EXCERPT TO READ -
===============
Turn! Turn! Turn!
To every thing there is a season,
And a time to every purpose under the heaven
A time to be born, and a time to die...
A time to kill, and a time to heal...
A time to weep, and a time to laugh
A time to mourn, and a time to dance...
A time to love, and a time to hate A time to war, and a time of peace.18
What awaited the record companies was their worst nightmare: a kid with an idea. Shawn Fanning wanted music fans to be able to share each other’s MP3 files. He wrote a little program called Napster to make his idea a reality, and Napster finished eating the music industry. What had been a time of albums gave way to a time of digital files. And so the record companies declared a time of war.
Fanning was a hacker. He was also a music fan and a frequent visitor to Internet chat rooms. In the autumn of 1998, when the RIAA was busy trying to keep the Rio off the shelves, Fanning was a seventeen-year-old freshman at Northeastern University focused on his personal hacking project. His dream was to combine his MP3 addiction with his chat room experiences. He wanted to write a program that would let him trade MP3 files with strangers around the world as easily as he traded quips with them in a chat room. The impact of his project would be revolutionary, but the project itself wasn’t revolutionary at all. All of the pieces were already out there. Fanning didn’t invent new technology. He simply assembled existing technologies in a new and clever way. The perfect task for a budding young hacker.
The Web itself began as little more than Tim Berners-Lee’s pipe dream. Berners-Lee started with the idea that the researchers connected to the Internet would find it easier to share their files if they adopted a uniform indexing scheme. That idea led him to develop the URL, a simple tag that assigned every file on the Internet a unique address.
===============
SOURCE EXCERPT -
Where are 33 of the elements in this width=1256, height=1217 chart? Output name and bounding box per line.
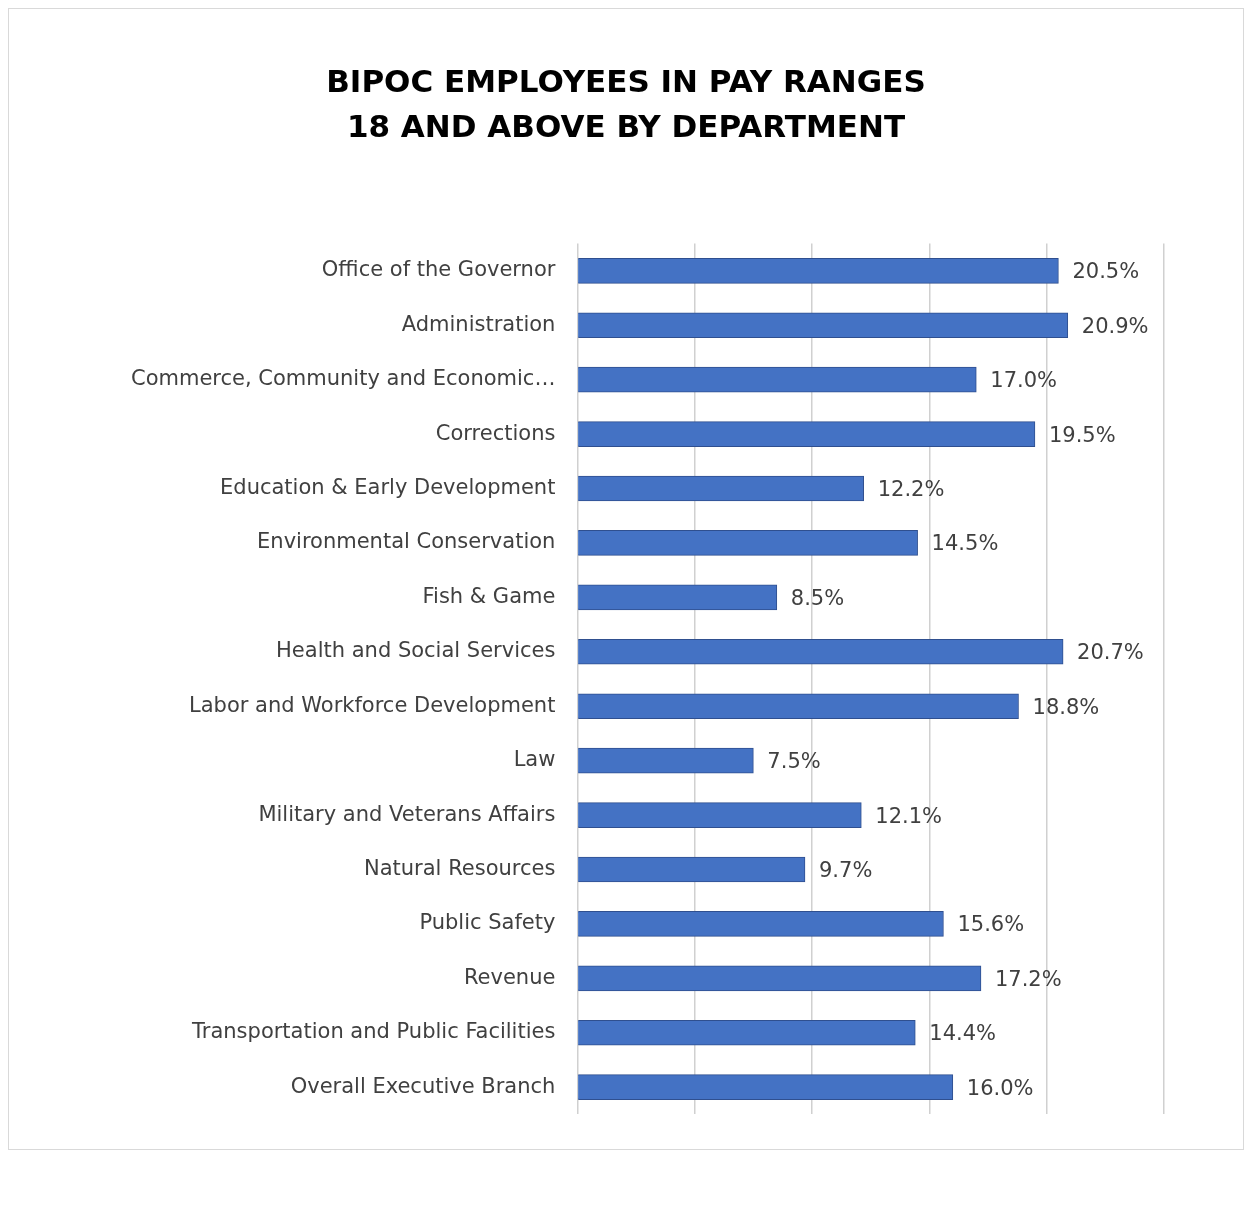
===============
WRITTEN REQUEST -
Please repeat the passage about Napster from "Fanning was a hacker." to "budding young hacker.", word for word. Ignore the data above for this.

EXERCISE SOLUTION -
Fanning was a hacker. He was also a music fan and a frequent visitor to Internet chat rooms. In the autumn of 1998, when the RIAA was busy trying to keep the Rio off the shelves, Fanning was a seventeen-year-old freshman at Northeastern University focused on his personal hacking project. His dream was to combine his MP3 addiction with his chat room experiences. He wanted to write a program that would let him trade MP3 files with strangers around the world as easily as he traded quips with them in a chat room. The impact of his project would be revolutionary, but the project itself wasn’t revolutionary at all. All of the pieces were already out there. Fanning didn’t invent new technology. He simply assembled existing technologies in a new and clever way. The perfect task for a budding young hacker.